STATED EXERCISE: Every line below is to be quoted exactly, with nothing added or dropped.

Structured figure records:
# # # # # # #

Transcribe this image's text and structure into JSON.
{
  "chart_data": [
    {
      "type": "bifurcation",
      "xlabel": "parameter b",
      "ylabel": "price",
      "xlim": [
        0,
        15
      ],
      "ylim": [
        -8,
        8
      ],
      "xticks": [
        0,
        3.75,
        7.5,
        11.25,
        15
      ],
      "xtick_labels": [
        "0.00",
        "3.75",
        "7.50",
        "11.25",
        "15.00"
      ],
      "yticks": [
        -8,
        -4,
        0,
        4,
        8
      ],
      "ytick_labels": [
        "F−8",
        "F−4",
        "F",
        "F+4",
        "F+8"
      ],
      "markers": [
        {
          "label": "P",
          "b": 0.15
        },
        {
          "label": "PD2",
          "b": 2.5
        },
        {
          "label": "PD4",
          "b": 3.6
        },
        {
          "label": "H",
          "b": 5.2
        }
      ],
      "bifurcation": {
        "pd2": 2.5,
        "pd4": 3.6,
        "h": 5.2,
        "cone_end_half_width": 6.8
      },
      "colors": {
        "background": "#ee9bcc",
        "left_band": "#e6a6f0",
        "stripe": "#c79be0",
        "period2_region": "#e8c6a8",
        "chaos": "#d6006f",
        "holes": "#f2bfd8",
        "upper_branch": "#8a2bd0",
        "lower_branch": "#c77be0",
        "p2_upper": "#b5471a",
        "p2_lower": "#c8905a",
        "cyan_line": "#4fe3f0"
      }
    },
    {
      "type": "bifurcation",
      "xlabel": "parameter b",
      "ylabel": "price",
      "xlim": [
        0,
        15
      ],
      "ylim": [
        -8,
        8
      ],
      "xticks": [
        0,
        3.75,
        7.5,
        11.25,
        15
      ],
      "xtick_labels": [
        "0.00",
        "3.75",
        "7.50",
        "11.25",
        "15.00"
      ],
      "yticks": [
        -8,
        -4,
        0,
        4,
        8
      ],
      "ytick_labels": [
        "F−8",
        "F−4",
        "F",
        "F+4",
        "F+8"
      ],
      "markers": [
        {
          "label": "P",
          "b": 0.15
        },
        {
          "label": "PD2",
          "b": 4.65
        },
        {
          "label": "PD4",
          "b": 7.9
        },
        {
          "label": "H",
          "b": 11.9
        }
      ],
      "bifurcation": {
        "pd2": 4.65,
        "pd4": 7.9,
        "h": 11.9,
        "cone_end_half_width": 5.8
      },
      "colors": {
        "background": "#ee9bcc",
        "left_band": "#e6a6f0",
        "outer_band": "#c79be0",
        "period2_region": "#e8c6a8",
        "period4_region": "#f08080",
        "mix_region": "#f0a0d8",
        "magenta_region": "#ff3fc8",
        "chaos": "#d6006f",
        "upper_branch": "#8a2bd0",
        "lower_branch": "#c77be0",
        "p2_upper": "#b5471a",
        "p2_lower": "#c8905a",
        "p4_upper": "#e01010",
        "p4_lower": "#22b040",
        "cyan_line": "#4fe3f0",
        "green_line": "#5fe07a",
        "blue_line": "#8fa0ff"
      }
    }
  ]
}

# # # # # # #

WRITTEN SOLUTION:
Transcribe this image's text and structure into JSON.
{
  "chart_data": [
    {
      "type": "bifurcation",
      "xlabel": "parameter b",
      "ylabel": "price",
      "xlim": [
        0,
        15
      ],
      "ylim": [
        -8,
        8
      ],
      "xticks": [
        0,
        3.75,
        7.5,
        11.25,
        15
      ],
      "xtick_labels": [
        "0.00",
        "3.75",
        "7.50",
        "11.25",
        "15.00"
      ],
      "yticks": [
        -8,
        -4,
        0,
        4,
        8
      ],
      "ytick_labels": [
        "F−8",
        "F−4",
        "F",
        "F+4",
        "F+8"
      ],
      "markers": [
        {
          "label": "P",
          "b": 0.15
        },
        {
          "label": "PD2",
          "b": 2.5
        },
        {
          "label": "PD4",
          "b": 3.6
        },
        {
          "label": "H",
          "b": 5.2
        }
      ],
      "bifurcation": {
        "pd2": 2.5,
        "pd4": 3.6,
        "h": 5.2,
        "cone_end_half_width": 6.8
      },
      "colors": {
        "background": "#ee9bcc",
        "left_band": "#e6a6f0",
        "stripe": "#c79be0",
        "period2_region": "#e8c6a8",
        "chaos": "#d6006f",
        "holes": "#f2bfd8",
        "upper_branch": "#8a2bd0",
        "lower_branch": "#c77be0",
        "p2_upper": "#b5471a",
        "p2_lower": "#c8905a",
        "cyan_line": "#4fe3f0"
      }
    },
    {
      "type": "bifurcation",
      "xlabel": "parameter b",
      "ylabel": "price",
      "xlim": [
        0,
        15
      ],
      "ylim": [
        -8,
        8
      ],
      "xticks": [
        0,
        3.75,
        7.5,
        11.25,
        15
      ],
      "xtick_labels": [
        "0.00",
        "3.75",
        "7.50",
        "11.25",
        "15.00"
      ],
      "yticks": [
        -8,
        -4,
        0,
        4,
        8
      ],
      "ytick_labels": [
        "F−8",
        "F−4",
        "F",
        "F+4",
        "F+8"
      ],
      "markers": [
        {
          "label": "P",
          "b": 0.15
        },
        {
          "label": "PD2",
          "b": 4.65
        },
        {
          "label": "PD4",
          "b": 7.9
        },
        {
          "label": "H",
          "b": 11.9
        }
      ],
      "bifurcation": {
        "pd2": 4.65,
        "pd4": 7.9,
        "h": 11.9,
        "cone_end_half_width": 5.8
      },
      "colors": {
        "background": "#ee9bcc",
        "left_band": "#e6a6f0",
        "outer_band": "#c79be0",
        "period2_region": "#e8c6a8",
        "period4_region": "#f08080",
        "mix_region": "#f0a0d8",
        "magenta_region": "#ff3fc8",
        "chaos": "#d6006f",
        "upper_branch": "#8a2bd0",
        "lower_branch": "#c77be0",
        "p2_upper": "#b5471a",
        "p2_lower": "#c8905a",
        "p4_upper": "#e01010",
        "p4_lower": "#22b040",
        "cyan_line": "#4fe3f0",
        "green_line": "#5fe07a",
        "blue_line": "#8fa0ff"
      }
    }
  ]
}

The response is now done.